* _Work to be completed_: Pick out each line with the word "mnbpd" from the material that follows.

□ □ □ □ □

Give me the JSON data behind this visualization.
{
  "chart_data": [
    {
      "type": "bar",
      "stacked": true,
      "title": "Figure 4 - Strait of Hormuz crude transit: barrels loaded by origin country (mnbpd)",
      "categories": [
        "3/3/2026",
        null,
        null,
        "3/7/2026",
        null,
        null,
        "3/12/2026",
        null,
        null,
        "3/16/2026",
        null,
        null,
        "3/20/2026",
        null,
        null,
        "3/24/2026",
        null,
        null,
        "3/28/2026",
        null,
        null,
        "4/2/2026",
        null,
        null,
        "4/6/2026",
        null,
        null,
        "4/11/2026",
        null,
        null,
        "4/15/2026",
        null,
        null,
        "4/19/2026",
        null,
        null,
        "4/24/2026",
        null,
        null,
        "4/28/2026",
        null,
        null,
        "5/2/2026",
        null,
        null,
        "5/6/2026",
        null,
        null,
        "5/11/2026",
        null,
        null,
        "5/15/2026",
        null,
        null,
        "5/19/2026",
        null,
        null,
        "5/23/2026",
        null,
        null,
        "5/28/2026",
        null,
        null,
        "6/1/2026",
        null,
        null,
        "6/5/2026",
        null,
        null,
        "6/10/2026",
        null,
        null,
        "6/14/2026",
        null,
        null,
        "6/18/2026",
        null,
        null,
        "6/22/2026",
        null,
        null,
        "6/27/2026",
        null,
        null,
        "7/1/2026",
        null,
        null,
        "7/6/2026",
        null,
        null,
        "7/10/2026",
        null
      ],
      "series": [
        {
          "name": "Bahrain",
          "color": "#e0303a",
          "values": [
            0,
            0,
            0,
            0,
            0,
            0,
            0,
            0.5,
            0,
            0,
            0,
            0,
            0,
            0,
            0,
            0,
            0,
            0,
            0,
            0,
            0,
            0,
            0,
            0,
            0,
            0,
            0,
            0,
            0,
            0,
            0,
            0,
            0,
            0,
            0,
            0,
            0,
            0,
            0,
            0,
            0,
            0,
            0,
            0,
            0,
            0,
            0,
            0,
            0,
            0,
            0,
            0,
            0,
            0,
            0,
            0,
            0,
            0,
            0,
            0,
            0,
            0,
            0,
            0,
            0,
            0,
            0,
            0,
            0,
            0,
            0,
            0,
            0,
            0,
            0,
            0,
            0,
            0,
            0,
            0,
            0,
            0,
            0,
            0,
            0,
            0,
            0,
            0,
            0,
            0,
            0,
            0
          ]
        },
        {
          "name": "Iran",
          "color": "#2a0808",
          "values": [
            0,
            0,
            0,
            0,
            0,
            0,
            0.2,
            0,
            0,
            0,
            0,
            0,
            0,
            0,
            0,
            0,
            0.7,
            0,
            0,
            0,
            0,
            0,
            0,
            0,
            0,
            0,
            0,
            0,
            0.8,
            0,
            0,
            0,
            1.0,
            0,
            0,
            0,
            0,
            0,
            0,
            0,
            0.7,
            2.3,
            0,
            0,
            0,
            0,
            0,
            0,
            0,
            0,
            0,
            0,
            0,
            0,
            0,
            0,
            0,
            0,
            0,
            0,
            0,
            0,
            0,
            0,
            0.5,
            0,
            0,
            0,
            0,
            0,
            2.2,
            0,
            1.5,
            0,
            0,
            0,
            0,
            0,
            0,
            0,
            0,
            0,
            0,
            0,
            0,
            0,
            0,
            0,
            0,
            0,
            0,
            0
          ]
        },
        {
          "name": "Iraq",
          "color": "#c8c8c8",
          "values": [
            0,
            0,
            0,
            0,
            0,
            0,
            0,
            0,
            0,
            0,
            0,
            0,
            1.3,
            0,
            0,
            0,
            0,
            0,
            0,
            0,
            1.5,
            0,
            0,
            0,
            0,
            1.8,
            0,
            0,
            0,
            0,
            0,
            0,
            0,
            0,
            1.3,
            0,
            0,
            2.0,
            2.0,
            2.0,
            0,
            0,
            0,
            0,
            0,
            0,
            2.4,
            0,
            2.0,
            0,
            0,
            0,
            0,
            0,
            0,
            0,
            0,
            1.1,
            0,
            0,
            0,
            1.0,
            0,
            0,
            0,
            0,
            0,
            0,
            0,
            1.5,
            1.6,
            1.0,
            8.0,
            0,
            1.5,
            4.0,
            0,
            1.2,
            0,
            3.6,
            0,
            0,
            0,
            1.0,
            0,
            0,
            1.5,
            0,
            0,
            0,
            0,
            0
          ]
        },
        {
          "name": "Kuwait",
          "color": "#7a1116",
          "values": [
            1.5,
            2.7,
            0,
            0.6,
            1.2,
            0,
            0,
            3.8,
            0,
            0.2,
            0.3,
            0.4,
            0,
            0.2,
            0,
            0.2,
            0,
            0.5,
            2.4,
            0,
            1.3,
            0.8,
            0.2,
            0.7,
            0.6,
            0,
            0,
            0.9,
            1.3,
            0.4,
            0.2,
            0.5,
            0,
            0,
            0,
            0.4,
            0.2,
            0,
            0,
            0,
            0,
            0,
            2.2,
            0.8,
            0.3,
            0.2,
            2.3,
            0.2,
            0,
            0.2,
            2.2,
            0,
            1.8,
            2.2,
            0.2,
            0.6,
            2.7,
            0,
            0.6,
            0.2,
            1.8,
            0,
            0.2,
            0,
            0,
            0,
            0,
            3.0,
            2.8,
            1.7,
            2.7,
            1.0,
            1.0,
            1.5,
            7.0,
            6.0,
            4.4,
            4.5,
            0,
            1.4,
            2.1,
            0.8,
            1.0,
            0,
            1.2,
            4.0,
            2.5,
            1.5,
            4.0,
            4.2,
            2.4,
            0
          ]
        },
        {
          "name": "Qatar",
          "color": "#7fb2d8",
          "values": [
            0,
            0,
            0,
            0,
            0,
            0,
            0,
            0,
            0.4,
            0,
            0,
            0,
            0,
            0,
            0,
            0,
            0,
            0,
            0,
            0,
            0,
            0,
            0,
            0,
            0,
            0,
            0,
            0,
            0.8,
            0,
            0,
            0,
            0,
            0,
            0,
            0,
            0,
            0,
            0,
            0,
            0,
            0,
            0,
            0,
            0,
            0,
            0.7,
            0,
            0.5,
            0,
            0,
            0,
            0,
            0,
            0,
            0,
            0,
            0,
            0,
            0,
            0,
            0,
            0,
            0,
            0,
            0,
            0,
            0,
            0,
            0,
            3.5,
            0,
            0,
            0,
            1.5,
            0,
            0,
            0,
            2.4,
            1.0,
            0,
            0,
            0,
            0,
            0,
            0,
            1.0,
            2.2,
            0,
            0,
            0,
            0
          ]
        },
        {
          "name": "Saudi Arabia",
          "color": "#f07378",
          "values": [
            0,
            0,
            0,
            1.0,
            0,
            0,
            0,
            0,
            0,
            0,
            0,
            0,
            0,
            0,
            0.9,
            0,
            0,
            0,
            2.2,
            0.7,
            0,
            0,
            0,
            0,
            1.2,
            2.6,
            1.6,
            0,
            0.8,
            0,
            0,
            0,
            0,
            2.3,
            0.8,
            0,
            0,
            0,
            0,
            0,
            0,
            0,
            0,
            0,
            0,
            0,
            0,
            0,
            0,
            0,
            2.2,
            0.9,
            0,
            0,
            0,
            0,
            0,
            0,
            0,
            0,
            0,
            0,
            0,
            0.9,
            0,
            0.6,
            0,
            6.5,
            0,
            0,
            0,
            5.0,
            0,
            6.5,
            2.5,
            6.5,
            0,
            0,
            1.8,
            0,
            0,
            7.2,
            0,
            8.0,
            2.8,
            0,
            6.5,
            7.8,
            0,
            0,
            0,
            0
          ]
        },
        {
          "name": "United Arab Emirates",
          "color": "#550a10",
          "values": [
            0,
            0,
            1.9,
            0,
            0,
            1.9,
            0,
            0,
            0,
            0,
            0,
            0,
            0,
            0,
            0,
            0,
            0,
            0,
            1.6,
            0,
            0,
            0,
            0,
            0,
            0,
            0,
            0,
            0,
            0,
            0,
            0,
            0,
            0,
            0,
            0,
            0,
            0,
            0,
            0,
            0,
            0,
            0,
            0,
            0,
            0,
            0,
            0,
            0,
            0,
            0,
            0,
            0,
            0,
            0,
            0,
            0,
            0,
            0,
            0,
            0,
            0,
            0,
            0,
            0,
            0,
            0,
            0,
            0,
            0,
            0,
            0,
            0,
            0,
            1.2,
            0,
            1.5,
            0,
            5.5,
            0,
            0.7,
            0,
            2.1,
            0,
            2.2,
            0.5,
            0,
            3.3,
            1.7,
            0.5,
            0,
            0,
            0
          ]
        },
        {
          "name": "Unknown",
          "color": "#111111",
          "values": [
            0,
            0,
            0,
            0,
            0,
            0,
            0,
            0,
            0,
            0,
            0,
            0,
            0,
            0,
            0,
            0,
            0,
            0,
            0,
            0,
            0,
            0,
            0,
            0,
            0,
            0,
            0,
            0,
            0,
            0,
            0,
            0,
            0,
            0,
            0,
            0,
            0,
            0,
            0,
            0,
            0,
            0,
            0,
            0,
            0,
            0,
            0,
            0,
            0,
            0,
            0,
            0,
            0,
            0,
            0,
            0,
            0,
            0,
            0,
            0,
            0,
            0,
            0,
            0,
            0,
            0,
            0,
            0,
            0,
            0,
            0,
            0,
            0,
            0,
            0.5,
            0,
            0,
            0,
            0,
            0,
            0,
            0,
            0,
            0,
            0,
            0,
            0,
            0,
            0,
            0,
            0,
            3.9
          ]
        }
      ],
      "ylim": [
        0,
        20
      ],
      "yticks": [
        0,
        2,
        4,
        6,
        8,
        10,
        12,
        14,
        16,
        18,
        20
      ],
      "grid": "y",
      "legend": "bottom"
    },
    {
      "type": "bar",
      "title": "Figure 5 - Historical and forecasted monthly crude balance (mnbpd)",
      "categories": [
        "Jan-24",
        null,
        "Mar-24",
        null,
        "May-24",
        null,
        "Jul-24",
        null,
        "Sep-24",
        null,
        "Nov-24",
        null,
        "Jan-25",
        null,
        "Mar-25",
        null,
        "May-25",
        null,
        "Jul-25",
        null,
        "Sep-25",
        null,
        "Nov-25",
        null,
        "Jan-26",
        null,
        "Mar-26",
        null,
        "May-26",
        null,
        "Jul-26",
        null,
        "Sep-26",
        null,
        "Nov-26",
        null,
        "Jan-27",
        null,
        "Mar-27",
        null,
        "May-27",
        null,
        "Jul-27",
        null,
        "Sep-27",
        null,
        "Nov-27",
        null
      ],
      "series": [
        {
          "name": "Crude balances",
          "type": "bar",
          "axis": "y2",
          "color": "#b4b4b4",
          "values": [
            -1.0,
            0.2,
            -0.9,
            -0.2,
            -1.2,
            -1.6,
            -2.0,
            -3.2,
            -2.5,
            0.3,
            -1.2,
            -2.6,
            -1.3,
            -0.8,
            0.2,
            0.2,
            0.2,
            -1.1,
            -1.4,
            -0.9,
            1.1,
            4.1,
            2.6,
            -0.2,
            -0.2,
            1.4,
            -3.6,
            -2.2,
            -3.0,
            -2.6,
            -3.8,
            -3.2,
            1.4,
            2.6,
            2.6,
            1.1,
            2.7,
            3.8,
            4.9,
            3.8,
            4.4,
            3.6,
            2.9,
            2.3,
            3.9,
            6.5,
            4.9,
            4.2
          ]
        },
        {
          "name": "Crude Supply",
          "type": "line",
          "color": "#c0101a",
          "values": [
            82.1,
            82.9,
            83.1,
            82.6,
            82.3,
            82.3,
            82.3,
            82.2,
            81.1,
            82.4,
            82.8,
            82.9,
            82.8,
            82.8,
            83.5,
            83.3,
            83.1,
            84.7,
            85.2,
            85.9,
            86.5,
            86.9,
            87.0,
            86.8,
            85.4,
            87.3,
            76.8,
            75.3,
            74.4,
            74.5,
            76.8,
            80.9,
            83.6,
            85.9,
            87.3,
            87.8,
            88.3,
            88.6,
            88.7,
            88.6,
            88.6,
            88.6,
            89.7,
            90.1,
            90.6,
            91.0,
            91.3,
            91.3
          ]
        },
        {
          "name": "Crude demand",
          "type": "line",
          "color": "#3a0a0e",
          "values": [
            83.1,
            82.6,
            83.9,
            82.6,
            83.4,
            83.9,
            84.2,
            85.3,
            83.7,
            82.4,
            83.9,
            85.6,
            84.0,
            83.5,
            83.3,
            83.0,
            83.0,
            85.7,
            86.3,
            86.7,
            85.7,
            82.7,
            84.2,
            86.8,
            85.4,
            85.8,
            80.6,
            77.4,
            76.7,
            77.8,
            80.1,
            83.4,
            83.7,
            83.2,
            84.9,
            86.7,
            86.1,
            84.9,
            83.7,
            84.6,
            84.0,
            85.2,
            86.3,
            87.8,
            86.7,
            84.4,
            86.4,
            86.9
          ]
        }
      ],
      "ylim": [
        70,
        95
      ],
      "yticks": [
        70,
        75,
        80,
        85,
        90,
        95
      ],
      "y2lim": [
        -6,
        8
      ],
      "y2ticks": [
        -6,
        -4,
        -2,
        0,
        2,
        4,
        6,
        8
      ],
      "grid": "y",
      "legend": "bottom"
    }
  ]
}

□ □ □ □ □

* _Solution_:
      "title": "Figure 4 - Strait of Hormuz crude transit: barrels loaded by origin country (mnbpd)",
      "title": "Figure 5 - Historical and forecasted monthly crude balance (mnbpd)",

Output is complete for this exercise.